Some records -
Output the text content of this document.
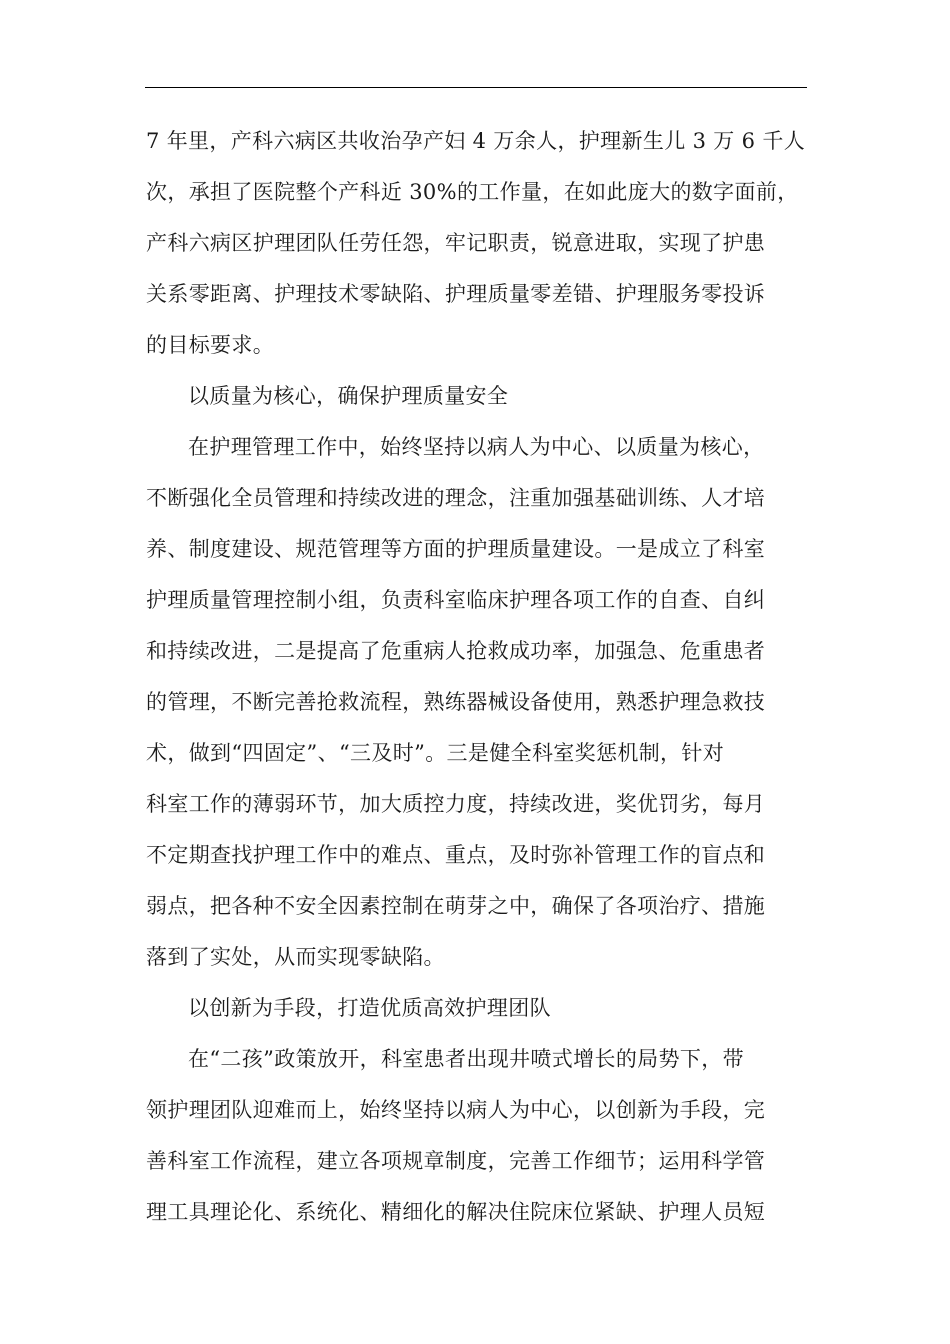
7 年里，产科六病区共收治孕产妇 4 万余人，护理新生儿 3 万 6 千人
次，承担了医院整个产科近 30%的工作量，在如此庞大的数字面前，
产科六病区护理团队任劳任怨，牢记职责，锐意进取，实现了护患
关系零距离、护理技术零缺陷、护理质量零差错、护理服务零投诉
的目标要求。
以质量为核心，确保护理质量安全
在护理管理工作中，始终坚持以病人为中心、以质量为核心，
不断强化全员管理和持续改进的理念，注重加强基础训练、人才培
养、制度建设、规范管理等方面的护理质量建设。一是成立了科室
护理质量管理控制小组，负责科室临床护理各项工作的自查、自纠
和持续改进，二是提高了危重病人抢救成功率，加强急、危重患者
的管理，不断完善抢救流程，熟练器械设备使用，熟悉护理急救技
术，做到“四固定”、“三及时”。三是健全科室奖惩机制，针对
科室工作的薄弱环节，加大质控力度，持续改进，奖优罚劣，每月
不定期查找护理工作中的难点、重点，及时弥补管理工作的盲点和
弱点，把各种不安全因素控制在萌芽之中，确保了各项治疗、措施
落到了实处，从而实现零缺陷。
以创新为手段，打造优质高效护理团队
在“二孩”政策放开，科室患者出现井喷式增长的局势下，带
领护理团队迎难而上，始终坚持以病人为中心，以创新为手段，完
善科室工作流程，建立各项规章制度，完善工作细节；运用科学管
理工具理论化、系统化、精细化的解决住院床位紧缺、护理人员短
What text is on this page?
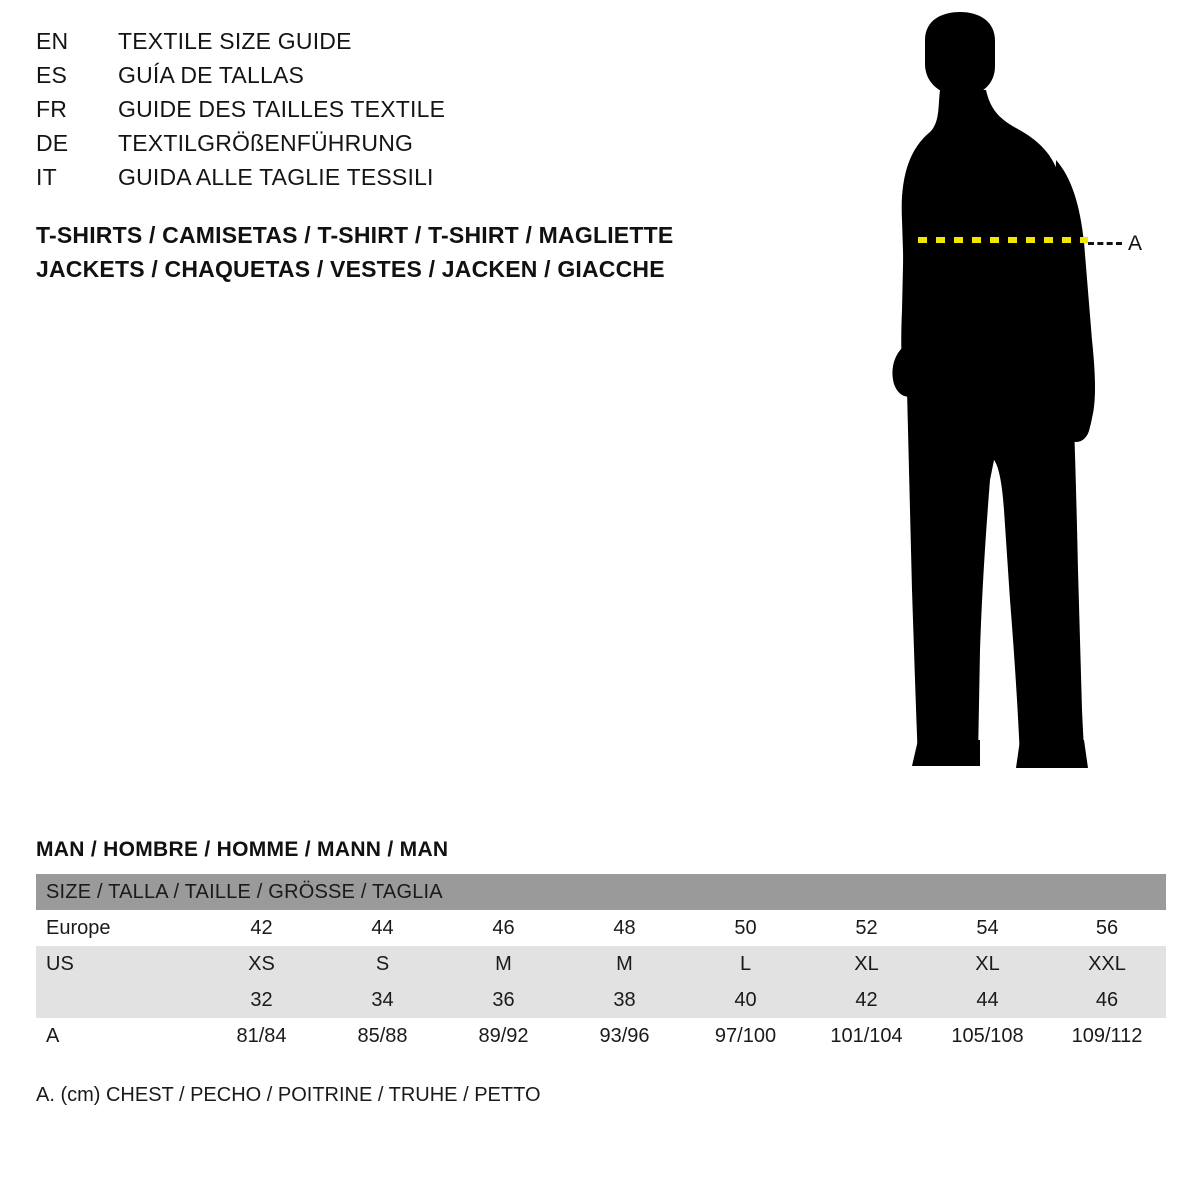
EN	TEXTILE SIZE GUIDE
ES	GUÍA DE TALLAS
FR	GUIDE DES TAILLES TEXTILE
DE	TEXTILGRÖßENFÜHRUNG
IT	GUIDA ALLE TAGLIE TESSILI
T-SHIRTS / CAMISETAS / T-SHIRT / T-SHIRT / MAGLIETTE
JACKETS / CHAQUETAS / VESTES / JACKEN / GIACCHE
A
MAN / HOMBRE / HOMME / MANN / MAN
SIZE / TALLA / TAILLE / GRÖSSE / TAGLIA								
Europe	42	44	46	48	50	52	54	56
US	XS	S	M	M	L	XL	XL	XXL
	32	34	36	38	40	42	44	46
A	81/84	85/88	89/92	93/96	97/100	101/104	105/108	109/112
A. (cm) CHEST / PECHO / POITRINE / TRUHE / PETTO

Given instruction - Read the data above. Pull out each line in which the string "始终坚持以病人为中心" appears.

Response for this exercise -
在护理管理工作中，始终坚持以病人为中心、以质量为核心，
领护理团队迎难而上，始终坚持以病人为中心，以创新为手段，完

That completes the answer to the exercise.